Dataset records
━━━━━━━━━━━━━━━━━━━━
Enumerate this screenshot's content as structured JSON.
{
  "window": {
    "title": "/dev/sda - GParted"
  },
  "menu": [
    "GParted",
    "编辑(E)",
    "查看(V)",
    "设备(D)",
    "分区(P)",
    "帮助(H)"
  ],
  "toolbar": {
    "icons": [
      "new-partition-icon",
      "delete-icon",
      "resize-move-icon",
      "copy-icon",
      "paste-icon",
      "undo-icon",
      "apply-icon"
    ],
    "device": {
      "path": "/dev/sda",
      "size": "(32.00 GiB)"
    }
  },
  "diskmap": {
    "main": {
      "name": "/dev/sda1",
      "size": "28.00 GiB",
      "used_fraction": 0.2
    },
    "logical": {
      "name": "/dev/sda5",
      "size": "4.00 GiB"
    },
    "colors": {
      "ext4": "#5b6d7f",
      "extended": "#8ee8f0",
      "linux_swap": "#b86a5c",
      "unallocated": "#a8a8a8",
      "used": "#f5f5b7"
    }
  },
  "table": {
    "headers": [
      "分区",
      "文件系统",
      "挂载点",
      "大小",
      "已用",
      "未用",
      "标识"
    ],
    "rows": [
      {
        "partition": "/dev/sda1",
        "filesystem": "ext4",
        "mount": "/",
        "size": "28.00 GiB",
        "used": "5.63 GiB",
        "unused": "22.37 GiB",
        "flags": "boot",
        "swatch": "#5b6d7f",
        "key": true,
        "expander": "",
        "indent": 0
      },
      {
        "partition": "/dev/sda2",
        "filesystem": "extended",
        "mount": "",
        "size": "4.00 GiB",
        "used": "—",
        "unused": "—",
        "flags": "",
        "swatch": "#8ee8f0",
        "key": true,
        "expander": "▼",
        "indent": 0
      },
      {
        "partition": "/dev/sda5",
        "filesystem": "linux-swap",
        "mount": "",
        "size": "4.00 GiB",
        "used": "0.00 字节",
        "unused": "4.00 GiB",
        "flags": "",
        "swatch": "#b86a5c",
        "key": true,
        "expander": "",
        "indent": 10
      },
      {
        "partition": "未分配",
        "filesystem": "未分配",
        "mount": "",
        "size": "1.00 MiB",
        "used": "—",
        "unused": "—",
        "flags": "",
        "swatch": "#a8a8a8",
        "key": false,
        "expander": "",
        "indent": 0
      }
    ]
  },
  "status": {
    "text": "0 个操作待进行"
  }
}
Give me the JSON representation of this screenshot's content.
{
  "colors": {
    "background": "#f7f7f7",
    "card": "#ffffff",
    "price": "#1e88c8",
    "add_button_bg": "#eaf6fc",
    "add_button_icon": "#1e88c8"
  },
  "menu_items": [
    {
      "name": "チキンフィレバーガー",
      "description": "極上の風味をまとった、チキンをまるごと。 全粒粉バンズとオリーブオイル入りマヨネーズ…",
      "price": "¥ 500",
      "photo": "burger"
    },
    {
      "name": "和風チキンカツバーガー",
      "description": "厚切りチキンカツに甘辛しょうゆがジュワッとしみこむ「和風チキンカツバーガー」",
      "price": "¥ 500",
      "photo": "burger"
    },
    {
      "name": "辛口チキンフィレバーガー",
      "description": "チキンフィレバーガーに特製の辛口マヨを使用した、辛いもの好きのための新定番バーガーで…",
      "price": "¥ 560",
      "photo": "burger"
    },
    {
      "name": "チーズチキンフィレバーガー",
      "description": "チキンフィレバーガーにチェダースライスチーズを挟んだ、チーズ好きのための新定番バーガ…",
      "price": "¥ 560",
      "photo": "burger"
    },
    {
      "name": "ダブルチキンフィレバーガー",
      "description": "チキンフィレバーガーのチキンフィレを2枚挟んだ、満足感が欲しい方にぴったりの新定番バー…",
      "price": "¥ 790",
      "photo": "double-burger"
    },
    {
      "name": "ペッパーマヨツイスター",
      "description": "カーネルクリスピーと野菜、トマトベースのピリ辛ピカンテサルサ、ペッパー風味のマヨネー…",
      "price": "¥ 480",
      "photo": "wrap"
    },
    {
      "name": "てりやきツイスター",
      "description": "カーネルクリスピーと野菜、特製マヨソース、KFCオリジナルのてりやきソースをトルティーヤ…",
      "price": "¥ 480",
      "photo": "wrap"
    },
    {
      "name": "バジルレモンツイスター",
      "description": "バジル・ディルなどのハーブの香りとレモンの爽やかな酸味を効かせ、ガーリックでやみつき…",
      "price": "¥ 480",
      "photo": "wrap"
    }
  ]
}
━━━━━━━━━━━━━━━━━━━━
**EXERCISE BRIEF**
Give an exact repetition of all the material.

**COMPLETED TASK**
Enumerate this screenshot's content as structured JSON.
{
  "window": {
    "title": "/dev/sda - GParted"
  },
  "menu": [
    "GParted",
    "编辑(E)",
    "查看(V)",
    "设备(D)",
    "分区(P)",
    "帮助(H)"
  ],
  "toolbar": {
    "icons": [
      "new-partition-icon",
      "delete-icon",
      "resize-move-icon",
      "copy-icon",
      "paste-icon",
      "undo-icon",
      "apply-icon"
    ],
    "device": {
      "path": "/dev/sda",
      "size": "(32.00 GiB)"
    }
  },
  "diskmap": {
    "main": {
      "name": "/dev/sda1",
      "size": "28.00 GiB",
      "used_fraction": 0.2
    },
    "logical": {
      "name": "/dev/sda5",
      "size": "4.00 GiB"
    },
    "colors": {
      "ext4": "#5b6d7f",
      "extended": "#8ee8f0",
      "linux_swap": "#b86a5c",
      "unallocated": "#a8a8a8",
      "used": "#f5f5b7"
    }
  },
  "table": {
    "headers": [
      "分区",
      "文件系统",
      "挂载点",
      "大小",
      "已用",
      "未用",
      "标识"
    ],
    "rows": [
      {
        "partition": "/dev/sda1",
        "filesystem": "ext4",
        "mount": "/",
        "size": "28.00 GiB",
        "used": "5.63 GiB",
        "unused": "22.37 GiB",
        "flags": "boot",
        "swatch": "#5b6d7f",
        "key": true,
        "expander": "",
        "indent": 0
      },
      {
        "partition": "/dev/sda2",
        "filesystem": "extended",
        "mount": "",
        "size": "4.00 GiB",
        "used": "—",
        "unused": "—",
        "flags": "",
        "swatch": "#8ee8f0",
        "key": true,
        "expander": "▼",
        "indent": 0
      },
      {
        "partition": "/dev/sda5",
        "filesystem": "linux-swap",
        "mount": "",
        "size": "4.00 GiB",
        "used": "0.00 字节",
        "unused": "4.00 GiB",
        "flags": "",
        "swatch": "#b86a5c",
        "key": true,
        "expander": "",
        "indent": 10
      },
      {
        "partition": "未分配",
        "filesystem": "未分配",
        "mount": "",
        "size": "1.00 MiB",
        "used": "—",
        "unused": "—",
        "flags": "",
        "swatch": "#a8a8a8",
        "key": false,
        "expander": "",
        "indent": 0
      }
    ]
  },
  "status": {
    "text": "0 个操作待进行"
  }
}
Give me the JSON representation of this screenshot's content.
{
  "colors": {
    "background": "#f7f7f7",
    "card": "#ffffff",
    "price": "#1e88c8",
    "add_button_bg": "#eaf6fc",
    "add_button_icon": "#1e88c8"
  },
  "menu_items": [
    {
      "name": "チキンフィレバーガー",
      "description": "極上の風味をまとった、チキンをまるごと。 全粒粉バンズとオリーブオイル入りマヨネーズ…",
      "price": "¥ 500",
      "photo": "burger"
    },
    {
      "name": "和風チキンカツバーガー",
      "description": "厚切りチキンカツに甘辛しょうゆがジュワッとしみこむ「和風チキンカツバーガー」",
      "price": "¥ 500",
      "photo": "burger"
    },
    {
      "name": "辛口チキンフィレバーガー",
      "description": "チキンフィレバーガーに特製の辛口マヨを使用した、辛いもの好きのための新定番バーガーで…",
      "price": "¥ 560",
      "photo": "burger"
    },
    {
      "name": "チーズチキンフィレバーガー",
      "description": "チキンフィレバーガーにチェダースライスチーズを挟んだ、チーズ好きのための新定番バーガ…",
      "price": "¥ 560",
      "photo": "burger"
    },
    {
      "name": "ダブルチキンフィレバーガー",
      "description": "チキンフィレバーガーのチキンフィレを2枚挟んだ、満足感が欲しい方にぴったりの新定番バー…",
      "price": "¥ 790",
      "photo": "double-burger"
    },
    {
      "name": "ペッパーマヨツイスター",
      "description": "カーネルクリスピーと野菜、トマトベースのピリ辛ピカンテサルサ、ペッパー風味のマヨネー…",
      "price": "¥ 480",
      "photo": "wrap"
    },
    {
      "name": "てりやきツイスター",
      "description": "カーネルクリスピーと野菜、特製マヨソース、KFCオリジナルのてりやきソースをトルティーヤ…",
      "price": "¥ 480",
      "photo": "wrap"
    },
    {
      "name": "バジルレモンツイスター",
      "description": "バジル・ディルなどのハーブの香りとレモンの爽やかな酸味を効かせ、ガーリックでやみつき…",
      "price": "¥ 480",
      "photo": "wrap"
    }
  ]
}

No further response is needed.